══ Entries

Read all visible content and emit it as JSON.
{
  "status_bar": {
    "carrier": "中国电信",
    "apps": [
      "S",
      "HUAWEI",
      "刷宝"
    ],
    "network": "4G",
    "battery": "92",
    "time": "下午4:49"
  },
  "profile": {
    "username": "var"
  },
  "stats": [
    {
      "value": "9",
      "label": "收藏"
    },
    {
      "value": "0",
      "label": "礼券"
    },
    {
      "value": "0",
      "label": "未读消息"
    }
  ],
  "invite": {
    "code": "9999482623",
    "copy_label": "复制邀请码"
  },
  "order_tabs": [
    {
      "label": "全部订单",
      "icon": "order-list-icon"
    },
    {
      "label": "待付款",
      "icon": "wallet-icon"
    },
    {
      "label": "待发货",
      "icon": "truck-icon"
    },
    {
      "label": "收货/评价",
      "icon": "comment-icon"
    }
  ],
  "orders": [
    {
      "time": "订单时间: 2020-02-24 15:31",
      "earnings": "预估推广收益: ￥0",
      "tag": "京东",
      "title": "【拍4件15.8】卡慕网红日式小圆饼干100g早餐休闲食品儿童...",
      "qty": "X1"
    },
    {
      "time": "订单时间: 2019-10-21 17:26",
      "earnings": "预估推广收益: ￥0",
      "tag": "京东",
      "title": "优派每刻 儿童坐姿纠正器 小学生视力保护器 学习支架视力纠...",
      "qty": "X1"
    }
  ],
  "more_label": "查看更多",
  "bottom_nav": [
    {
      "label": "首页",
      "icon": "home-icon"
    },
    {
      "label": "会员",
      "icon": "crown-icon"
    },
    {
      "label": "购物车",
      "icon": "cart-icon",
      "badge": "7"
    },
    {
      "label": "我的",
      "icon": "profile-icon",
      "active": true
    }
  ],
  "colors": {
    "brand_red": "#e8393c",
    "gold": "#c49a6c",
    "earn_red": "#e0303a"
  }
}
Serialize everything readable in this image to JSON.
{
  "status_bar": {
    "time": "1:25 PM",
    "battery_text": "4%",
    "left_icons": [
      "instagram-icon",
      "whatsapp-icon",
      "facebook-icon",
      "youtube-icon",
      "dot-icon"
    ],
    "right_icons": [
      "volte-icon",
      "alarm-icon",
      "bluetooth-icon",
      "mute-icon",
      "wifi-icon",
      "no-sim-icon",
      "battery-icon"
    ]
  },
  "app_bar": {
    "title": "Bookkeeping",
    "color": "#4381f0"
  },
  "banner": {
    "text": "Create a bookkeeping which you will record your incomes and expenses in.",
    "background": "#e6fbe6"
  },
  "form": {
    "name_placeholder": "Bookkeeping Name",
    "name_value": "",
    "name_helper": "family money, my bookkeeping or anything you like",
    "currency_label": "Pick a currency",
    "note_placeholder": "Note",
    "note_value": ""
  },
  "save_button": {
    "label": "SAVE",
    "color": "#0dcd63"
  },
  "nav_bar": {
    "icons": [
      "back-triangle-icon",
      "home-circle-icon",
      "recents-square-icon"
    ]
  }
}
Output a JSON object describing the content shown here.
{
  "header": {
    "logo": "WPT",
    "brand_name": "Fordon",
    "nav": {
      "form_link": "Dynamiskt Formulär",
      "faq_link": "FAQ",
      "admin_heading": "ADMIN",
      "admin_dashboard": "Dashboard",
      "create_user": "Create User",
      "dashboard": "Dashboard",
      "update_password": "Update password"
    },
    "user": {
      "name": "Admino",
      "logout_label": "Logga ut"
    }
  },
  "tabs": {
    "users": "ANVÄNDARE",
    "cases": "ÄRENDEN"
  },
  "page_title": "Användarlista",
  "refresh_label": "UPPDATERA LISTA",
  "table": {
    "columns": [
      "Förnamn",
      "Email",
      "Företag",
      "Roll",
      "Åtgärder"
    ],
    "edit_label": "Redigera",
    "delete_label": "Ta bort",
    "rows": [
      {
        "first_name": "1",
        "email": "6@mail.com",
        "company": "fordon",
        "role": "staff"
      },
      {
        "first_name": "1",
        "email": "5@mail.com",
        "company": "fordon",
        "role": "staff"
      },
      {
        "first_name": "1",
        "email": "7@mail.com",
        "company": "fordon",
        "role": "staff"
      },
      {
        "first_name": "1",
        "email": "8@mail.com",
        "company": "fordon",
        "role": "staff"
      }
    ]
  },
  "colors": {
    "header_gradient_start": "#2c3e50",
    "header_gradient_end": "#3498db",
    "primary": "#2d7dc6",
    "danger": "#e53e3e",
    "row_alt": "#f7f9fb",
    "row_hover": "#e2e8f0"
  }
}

════

Problem to solve:
Take the entries above and copy them out exactly.

Expected output:
Read all visible content and emit it as JSON.
{
  "status_bar": {
    "carrier": "中国电信",
    "apps": [
      "S",
      "HUAWEI",
      "刷宝"
    ],
    "network": "4G",
    "battery": "92",
    "time": "下午4:49"
  },
  "profile": {
    "username": "var"
  },
  "stats": [
    {
      "value": "9",
      "label": "收藏"
    },
    {
      "value": "0",
      "label": "礼券"
    },
    {
      "value": "0",
      "label": "未读消息"
    }
  ],
  "invite": {
    "code": "9999482623",
    "copy_label": "复制邀请码"
  },
  "order_tabs": [
    {
      "label": "全部订单",
      "icon": "order-list-icon"
    },
    {
      "label": "待付款",
      "icon": "wallet-icon"
    },
    {
      "label": "待发货",
      "icon": "truck-icon"
    },
    {
      "label": "收货/评价",
      "icon": "comment-icon"
    }
  ],
  "orders": [
    {
      "time": "订单时间: 2020-02-24 15:31",
      "earnings": "预估推广收益: ￥0",
      "tag": "京东",
      "title": "【拍4件15.8】卡慕网红日式小圆饼干100g早餐休闲食品儿童...",
      "qty": "X1"
    },
    {
      "time": "订单时间: 2019-10-21 17:26",
      "earnings": "预估推广收益: ￥0",
      "tag": "京东",
      "title": "优派每刻 儿童坐姿纠正器 小学生视力保护器 学习支架视力纠...",
      "qty": "X1"
    }
  ],
  "more_label": "查看更多",
  "bottom_nav": [
    {
      "label": "首页",
      "icon": "home-icon"
    },
    {
      "label": "会员",
      "icon": "crown-icon"
    },
    {
      "label": "购物车",
      "icon": "cart-icon",
      "badge": "7"
    },
    {
      "label": "我的",
      "icon": "profile-icon",
      "active": true
    }
  ],
  "colors": {
    "brand_red": "#e8393c",
    "gold": "#c49a6c",
    "earn_red": "#e0303a"
  }
}
Serialize everything readable in this image to JSON.
{
  "status_bar": {
    "time": "1:25 PM",
    "battery_text": "4%",
    "left_icons": [
      "instagram-icon",
      "whatsapp-icon",
      "facebook-icon",
      "youtube-icon",
      "dot-icon"
    ],
    "right_icons": [
      "volte-icon",
      "alarm-icon",
      "bluetooth-icon",
      "mute-icon",
      "wifi-icon",
      "no-sim-icon",
      "battery-icon"
    ]
  },
  "app_bar": {
    "title": "Bookkeeping",
    "color": "#4381f0"
  },
  "banner": {
    "text": "Create a bookkeeping which you will record your incomes and expenses in.",
    "background": "#e6fbe6"
  },
  "form": {
    "name_placeholder": "Bookkeeping Name",
    "name_value": "",
    "name_helper": "family money, my bookkeeping or anything you like",
    "currency_label": "Pick a currency",
    "note_placeholder": "Note",
    "note_value": ""
  },
  "save_button": {
    "label": "SAVE",
    "color": "#0dcd63"
  },
  "nav_bar": {
    "icons": [
      "back-triangle-icon",
      "home-circle-icon",
      "recents-square-icon"
    ]
  }
}
Output a JSON object describing the content shown here.
{
  "header": {
    "logo": "WPT",
    "brand_name": "Fordon",
    "nav": {
      "form_link": "Dynamiskt Formulär",
      "faq_link": "FAQ",
      "admin_heading": "ADMIN",
      "admin_dashboard": "Dashboard",
      "create_user": "Create User",
      "dashboard": "Dashboard",
      "update_password": "Update password"
    },
    "user": {
      "name": "Admino",
      "logout_label": "Logga ut"
    }
  },
  "tabs": {
    "users": "ANVÄNDARE",
    "cases": "ÄRENDEN"
  },
  "page_title": "Användarlista",
  "refresh_label": "UPPDATERA LISTA",
  "table": {
    "columns": [
      "Förnamn",
      "Email",
      "Företag",
      "Roll",
      "Åtgärder"
    ],
    "edit_label": "Redigera",
    "delete_label": "Ta bort",
    "rows": [
      {
        "first_name": "1",
        "email": "6@mail.com",
        "company": "fordon",
        "role": "staff"
      },
      {
        "first_name": "1",
        "email": "5@mail.com",
        "company": "fordon",
        "role": "staff"
      },
      {
        "first_name": "1",
        "email": "7@mail.com",
        "company": "fordon",
        "role": "staff"
      },
      {
        "first_name": "1",
        "email": "8@mail.com",
        "company": "fordon",
        "role": "staff"
      }
    ]
  },
  "colors": {
    "header_gradient_start": "#2c3e50",
    "header_gradient_end": "#3498db",
    "primary": "#2d7dc6",
    "danger": "#e53e3e",
    "row_alt": "#f7f9fb",
    "row_hover": "#e2e8f0"
  }
}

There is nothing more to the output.